=== What you have to do ===
From the data below, copy each line that includes the word "head".

=== Extracted records ===
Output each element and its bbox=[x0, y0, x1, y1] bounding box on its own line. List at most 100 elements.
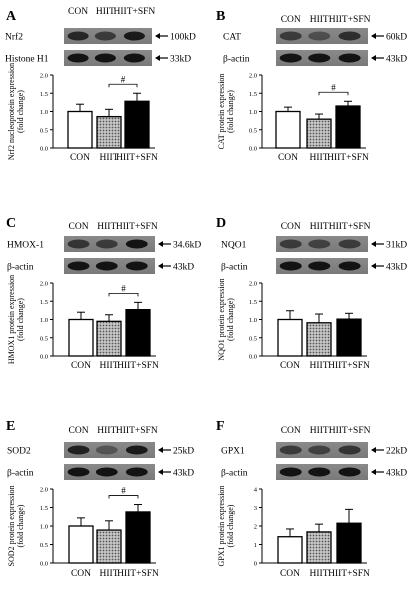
bar-hiit bbox=[306, 118, 332, 149]
bar-con bbox=[277, 536, 303, 564]
x-tick-label: HIIT+SFN bbox=[117, 361, 159, 371]
y-tick-label: 0.5 bbox=[249, 335, 257, 342]
y-tick-label: 2 bbox=[254, 524, 257, 531]
x-tick-label: HIIT bbox=[310, 569, 329, 579]
y-tick-label: 0.5 bbox=[40, 335, 48, 342]
molecular-weight-label: 22kD bbox=[386, 447, 407, 457]
y-tick-label: 1.0 bbox=[249, 109, 257, 116]
blot-group-label: HIIT+SFN bbox=[329, 15, 371, 25]
blot-band bbox=[279, 239, 302, 249]
blot-band bbox=[67, 467, 90, 477]
panel-letter: E bbox=[6, 419, 15, 434]
significance-marker: # bbox=[121, 74, 126, 84]
molecular-weight-label: 43kD bbox=[386, 263, 407, 273]
blot-band bbox=[95, 239, 118, 249]
blot-band bbox=[67, 239, 90, 249]
x-tick-label: CON bbox=[280, 361, 300, 371]
bar-hiit bbox=[306, 322, 332, 357]
blot-group-label: HIIT+SFN bbox=[116, 222, 158, 232]
y-tick-label: 0.0 bbox=[249, 146, 257, 153]
panel-letter: C bbox=[6, 216, 16, 231]
y-tick-label: 2.0 bbox=[40, 73, 48, 80]
blot-group-label: HIIT bbox=[310, 222, 329, 232]
significance-marker: # bbox=[121, 486, 126, 496]
molecular-weight-label: 43kD bbox=[173, 469, 194, 479]
molecular-weight-label: 43kD bbox=[173, 263, 194, 273]
blot-group-label: HIIT bbox=[310, 15, 329, 25]
arrow-head-icon bbox=[158, 263, 163, 269]
blot-band bbox=[94, 31, 116, 41]
blot-band bbox=[95, 261, 118, 271]
arrow-head-icon bbox=[371, 263, 376, 269]
y-tick-label: 2.0 bbox=[40, 281, 48, 288]
bar-con bbox=[68, 318, 94, 357]
blot-band bbox=[308, 445, 331, 455]
y-tick-label: 0 bbox=[254, 561, 257, 568]
x-tick-label: CON bbox=[71, 361, 91, 371]
blot-group-label: HIIT+SFN bbox=[329, 426, 371, 436]
arrow-head-icon bbox=[158, 447, 163, 453]
protein-label: NQO1 bbox=[221, 241, 247, 251]
y-tick-label: 1.5 bbox=[249, 91, 257, 98]
y-tick-label: 0.0 bbox=[249, 354, 257, 361]
protein-label: β-actin bbox=[221, 263, 248, 273]
y-tick-label: 2.0 bbox=[249, 281, 257, 288]
molecular-weight-label: 31kD bbox=[386, 241, 407, 251]
protein-label: SOD2 bbox=[7, 447, 31, 457]
blot-band bbox=[67, 445, 90, 455]
molecular-weight-label: 100kD bbox=[170, 33, 196, 43]
bar-hiit-sfn bbox=[125, 511, 151, 564]
blot-band bbox=[67, 31, 89, 41]
protein-label: β-actin bbox=[221, 469, 248, 479]
blot-group-label: HIIT+SFN bbox=[329, 222, 371, 232]
blot-band bbox=[308, 53, 331, 63]
x-tick-label: HIIT bbox=[100, 153, 119, 163]
blot-group-label: CON bbox=[69, 426, 89, 436]
bar-con bbox=[68, 525, 94, 564]
y-tick-label: 0.0 bbox=[40, 354, 48, 361]
blot-band bbox=[308, 239, 331, 249]
molecular-weight-label: 43kD bbox=[386, 55, 407, 65]
molecular-weight-label: 33kD bbox=[170, 55, 191, 65]
x-tick-label: CON bbox=[278, 153, 298, 163]
bar-hiit bbox=[96, 320, 122, 357]
blot-band bbox=[338, 467, 361, 477]
protein-label: GPX1 bbox=[221, 447, 245, 457]
blot-band bbox=[338, 53, 361, 63]
molecular-weight-label: 25kD bbox=[173, 447, 194, 457]
y-tick-label: 0.5 bbox=[249, 127, 257, 134]
blot-band bbox=[279, 467, 302, 477]
blot-band bbox=[123, 31, 145, 41]
y-tick-label: 1.5 bbox=[40, 505, 48, 512]
blot-band bbox=[338, 261, 361, 271]
significance-marker: # bbox=[121, 283, 126, 293]
molecular-weight-label: 43kD bbox=[386, 469, 407, 479]
bar-hiit-sfn bbox=[335, 105, 361, 149]
y-tick-label: 1.0 bbox=[40, 524, 48, 531]
protein-label: β-actin bbox=[223, 55, 250, 65]
y-axis-label-unit: (fold change) bbox=[226, 90, 235, 133]
blot-band bbox=[67, 261, 90, 271]
y-tick-label: 0.5 bbox=[40, 542, 48, 549]
x-tick-label: CON bbox=[71, 569, 91, 579]
blot-group-label: CON bbox=[68, 7, 88, 17]
y-axis-label: HMOX1 protein expression bbox=[7, 275, 16, 364]
blot-group-label: CON bbox=[69, 222, 89, 232]
significance-bracket bbox=[108, 83, 138, 88]
y-tick-label: 2.0 bbox=[40, 487, 48, 494]
arrow-head-icon bbox=[155, 33, 160, 39]
y-tick-label: 3 bbox=[254, 505, 257, 512]
blot-band bbox=[338, 31, 361, 41]
significance-marker: # bbox=[331, 82, 336, 92]
panel-letter: F bbox=[216, 419, 225, 434]
arrow-head-icon bbox=[158, 241, 163, 247]
y-tick-label: 0.0 bbox=[40, 146, 48, 153]
blot-band bbox=[279, 445, 302, 455]
blot-band bbox=[125, 239, 148, 249]
blot-band bbox=[279, 31, 302, 41]
blot-band bbox=[125, 445, 148, 455]
x-tick-label: HIIT+SFN bbox=[327, 153, 369, 163]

=== Response to this task ===
arrow-head-icon bbox=[158, 263, 163, 269]
arrow-head-icon bbox=[371, 263, 376, 269]
arrow-head-icon bbox=[158, 447, 163, 453]
arrow-head-icon bbox=[155, 33, 160, 39]
arrow-head-icon bbox=[158, 241, 163, 247]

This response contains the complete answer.